DATA:
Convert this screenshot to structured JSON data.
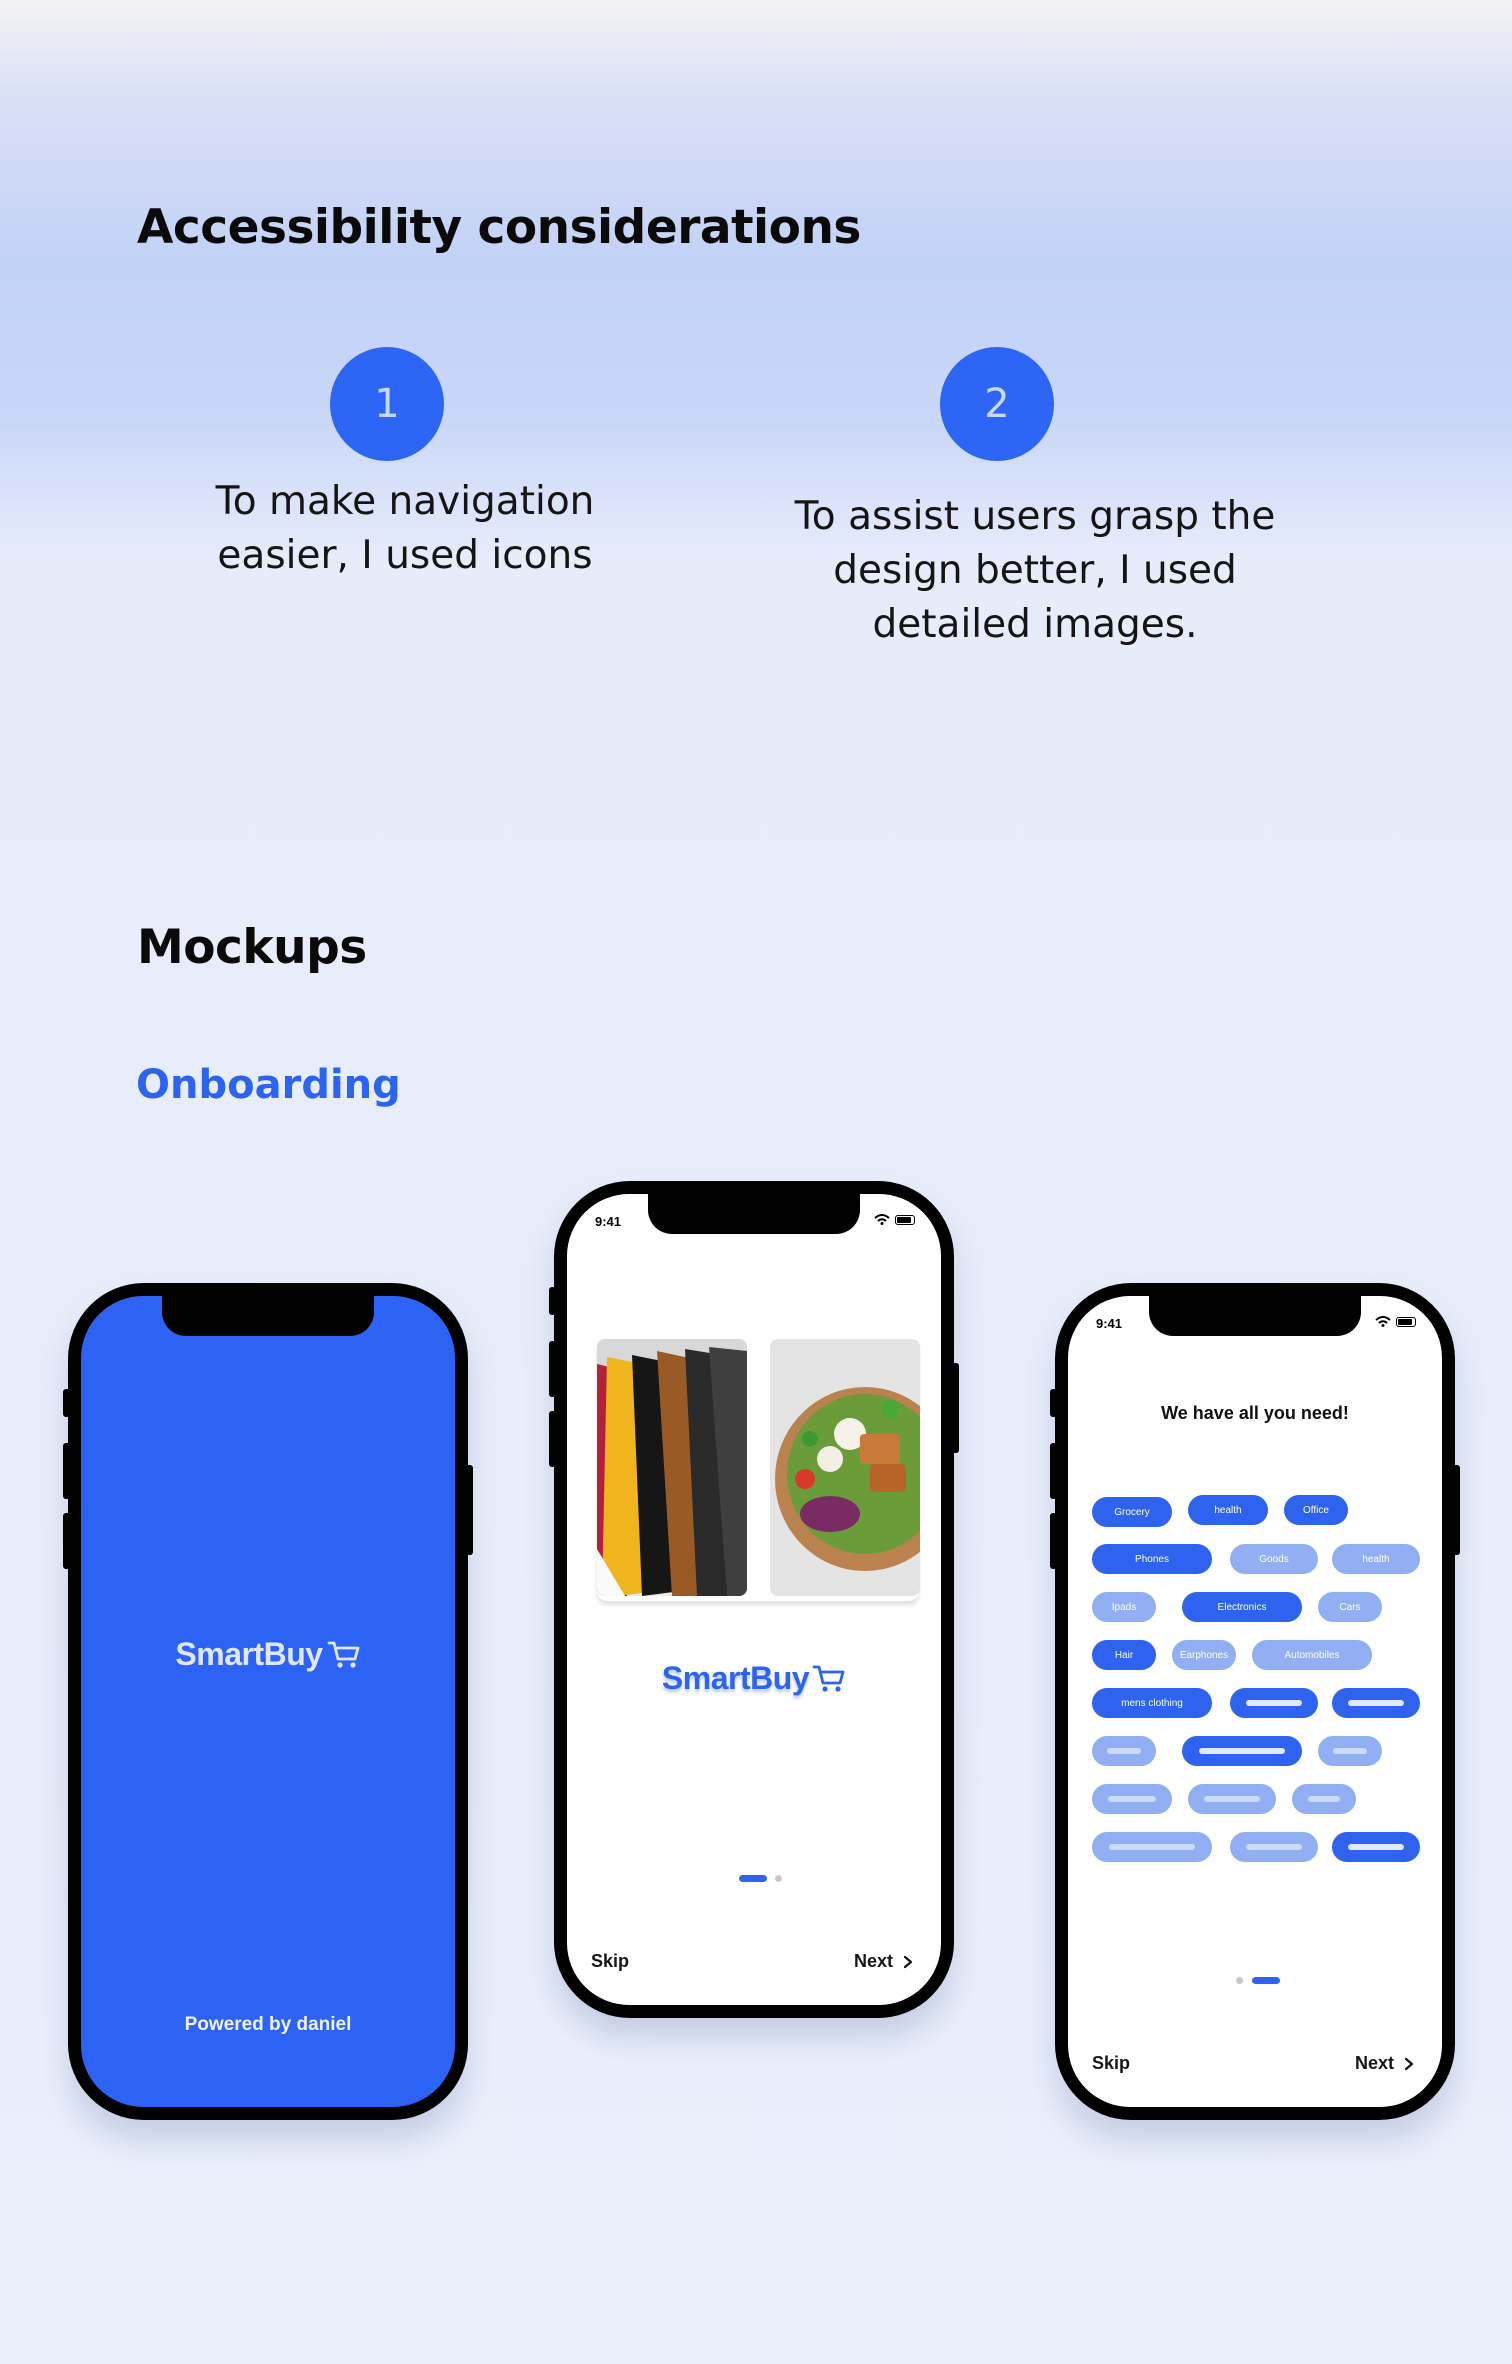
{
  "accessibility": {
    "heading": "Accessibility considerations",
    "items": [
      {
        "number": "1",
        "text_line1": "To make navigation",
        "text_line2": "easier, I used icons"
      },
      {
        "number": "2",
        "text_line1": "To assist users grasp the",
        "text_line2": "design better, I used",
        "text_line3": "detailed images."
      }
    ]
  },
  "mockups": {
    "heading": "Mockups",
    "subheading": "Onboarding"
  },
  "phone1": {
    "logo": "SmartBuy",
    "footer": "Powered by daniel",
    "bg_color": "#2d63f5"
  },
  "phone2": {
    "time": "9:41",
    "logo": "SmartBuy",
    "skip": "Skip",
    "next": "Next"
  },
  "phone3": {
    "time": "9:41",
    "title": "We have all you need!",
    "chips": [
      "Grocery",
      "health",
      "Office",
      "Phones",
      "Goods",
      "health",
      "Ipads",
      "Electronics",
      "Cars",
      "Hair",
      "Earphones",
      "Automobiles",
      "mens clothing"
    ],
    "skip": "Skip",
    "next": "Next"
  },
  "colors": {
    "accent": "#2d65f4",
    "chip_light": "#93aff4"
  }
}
--
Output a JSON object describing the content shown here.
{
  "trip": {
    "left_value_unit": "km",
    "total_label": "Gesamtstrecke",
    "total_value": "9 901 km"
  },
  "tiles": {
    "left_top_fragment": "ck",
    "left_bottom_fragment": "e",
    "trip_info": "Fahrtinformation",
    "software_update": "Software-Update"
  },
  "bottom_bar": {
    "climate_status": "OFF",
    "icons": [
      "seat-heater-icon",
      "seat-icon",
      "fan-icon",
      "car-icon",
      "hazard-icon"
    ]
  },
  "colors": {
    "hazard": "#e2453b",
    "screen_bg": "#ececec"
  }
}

PROBLEM TO WORK ON: Return from the data every line that holds "JSON".

PROBLEM SOLUTION:
Convert this screenshot to structured JSON data.
Output a JSON object describing the content shown here.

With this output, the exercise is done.